## Prompt
Can you write out the items below verbatim, from the start through the line containing "200, 111, 284]", with both ends included? Leave the pictures out of your copy.

Spatial annotation items
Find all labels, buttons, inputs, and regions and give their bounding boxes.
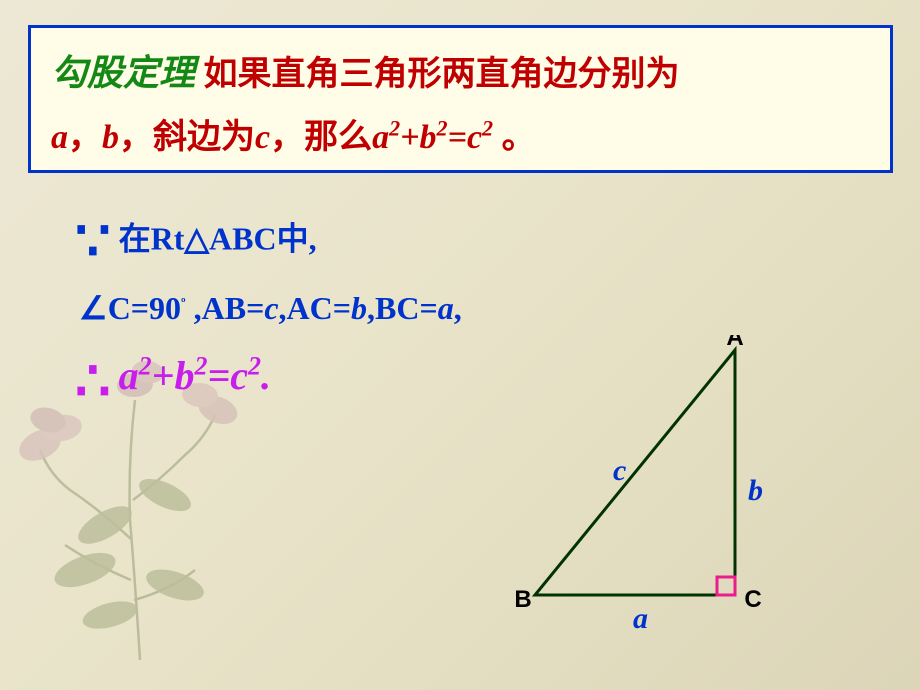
proof-line-1: ∵ 在Rt△ABC中,	[75, 200, 775, 284]
right-angle-marker	[717, 577, 735, 595]
vertex-C: C	[744, 586, 761, 613]
var-c: c	[255, 119, 270, 156]
vertex-A: A	[726, 335, 743, 351]
theorem-text-1: 如果直角三角形两直角边分别为	[195, 56, 680, 93]
proof-line-2: ∠C=90º ,AB=c,AC=b,BC=a,	[79, 284, 775, 332]
because-symbol: ∵	[75, 200, 111, 284]
formula: a2+b2=c2	[372, 119, 493, 156]
theorem-title: 勾股定理	[51, 53, 195, 93]
therefore-symbol: ∴	[75, 340, 111, 424]
triangle-shape	[535, 350, 735, 595]
vertex-B: B	[514, 586, 531, 613]
side-c: c	[613, 454, 626, 487]
theorem-box: 勾股定理 如果直角三角形两直角边分别为 a，b，斜边为c，那么a2+b2=c2 …	[28, 25, 893, 173]
var-b: b	[102, 119, 119, 156]
var-a: a	[51, 119, 68, 156]
side-a: a	[633, 602, 648, 635]
triangle-diagram: A B C c b a	[510, 335, 790, 635]
side-b: b	[748, 474, 763, 507]
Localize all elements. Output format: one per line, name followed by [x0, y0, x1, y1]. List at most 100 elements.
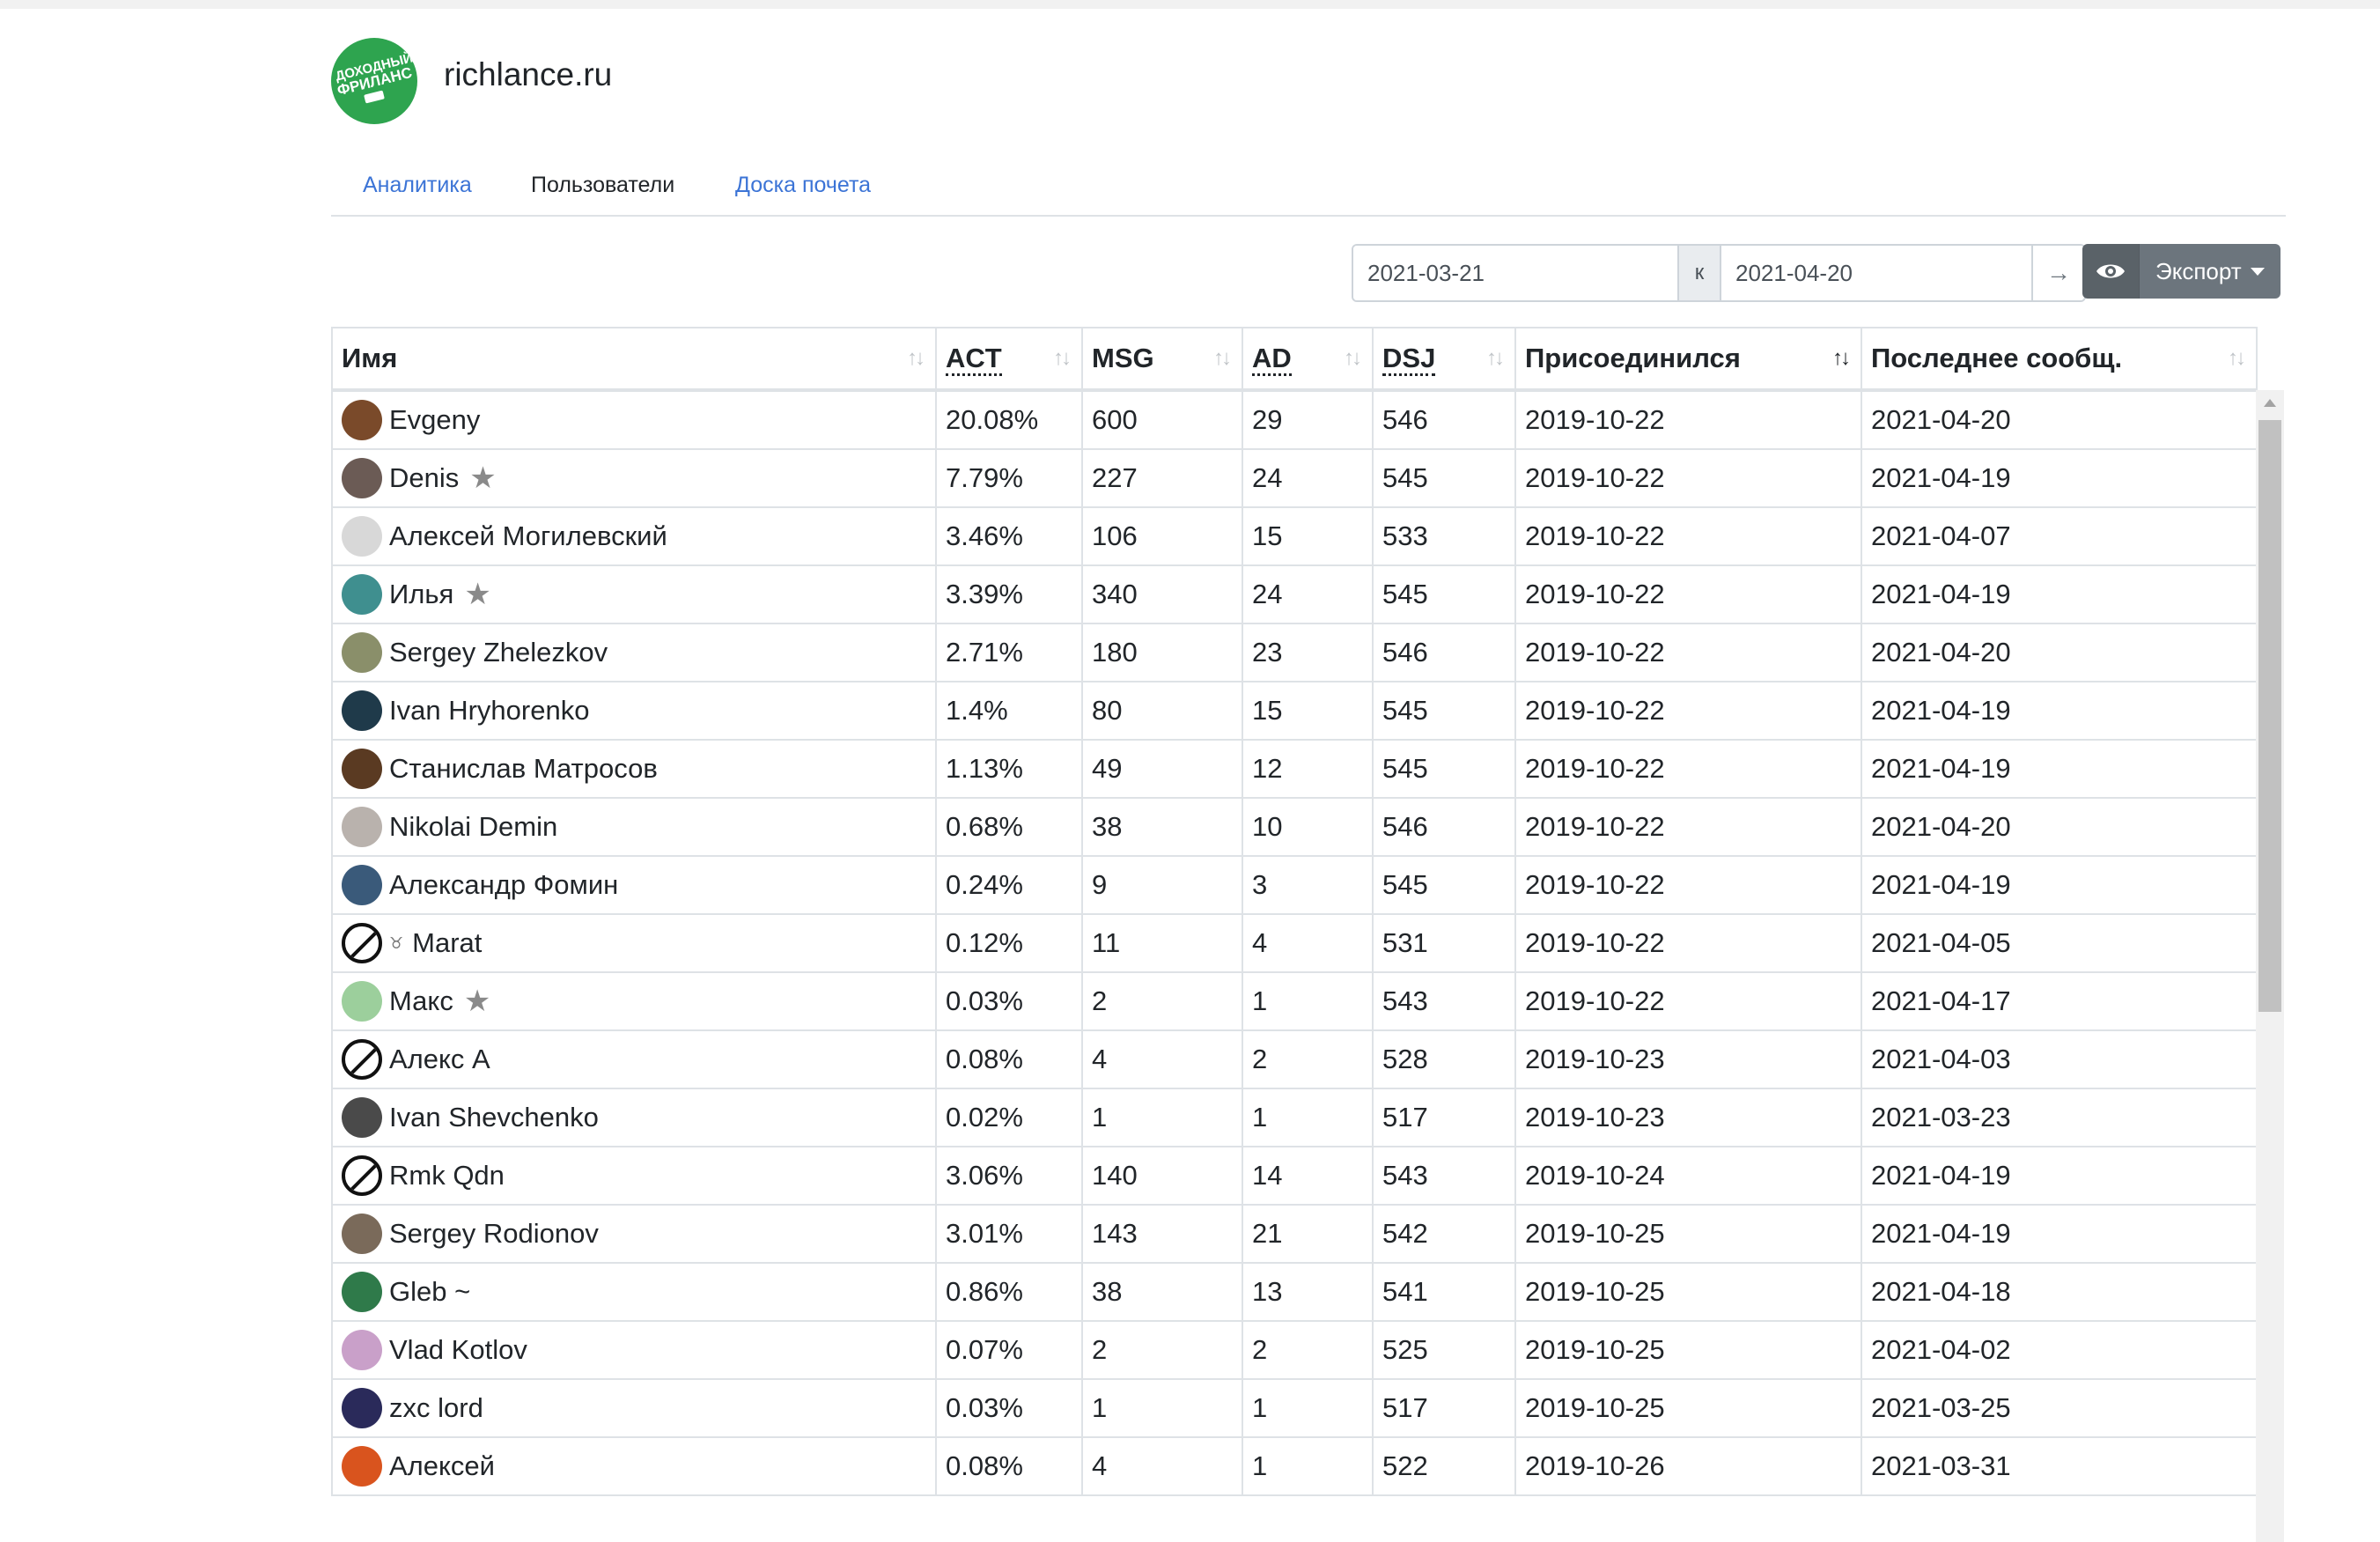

## Written answer
Find all labels, buttons, inputs, and regions and give their bounding boxes.
proof-line-1: ∵ 在Rt△ABC中,	[75, 200, 775, 284]
right-angle-marker	[717, 577, 735, 595]
vertex-C: C	[744, 586, 761, 613]
var-c: c	[255, 119, 270, 156]
vertex-A: A	[726, 335, 743, 351]
theorem-text-1: 如果直角三角形两直角边分别为	[195, 56, 680, 93]
proof-line-2: ∠C=90º ,AB=c,AC=b,BC=a,	[79, 284, 775, 332]
because-symbol: ∵	[75, 200, 111, 284]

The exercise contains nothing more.